THE INPUT =
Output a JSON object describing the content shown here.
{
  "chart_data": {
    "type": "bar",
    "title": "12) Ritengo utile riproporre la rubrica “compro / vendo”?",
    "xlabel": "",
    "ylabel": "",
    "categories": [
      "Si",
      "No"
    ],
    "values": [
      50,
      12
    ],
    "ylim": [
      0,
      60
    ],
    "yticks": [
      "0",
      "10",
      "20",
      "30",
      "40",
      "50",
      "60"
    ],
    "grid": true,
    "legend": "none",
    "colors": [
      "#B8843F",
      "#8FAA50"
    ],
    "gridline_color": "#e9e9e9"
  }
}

WHAT YOU ARE ASKED TO DO =
Copy out the full material exactly as it appears.

TASK RESPONSE =
Output a JSON object describing the content shown here.
{
  "chart_data": {
    "type": "bar",
    "title": "12) Ritengo utile riproporre la rubrica “compro / vendo”?",
    "xlabel": "",
    "ylabel": "",
    "categories": [
      "Si",
      "No"
    ],
    "values": [
      50,
      12
    ],
    "ylim": [
      0,
      60
    ],
    "yticks": [
      "0",
      "10",
      "20",
      "30",
      "40",
      "50",
      "60"
    ],
    "grid": true,
    "legend": "none",
    "colors": [
      "#B8843F",
      "#8FAA50"
    ],
    "gridline_color": "#e9e9e9"
  }
}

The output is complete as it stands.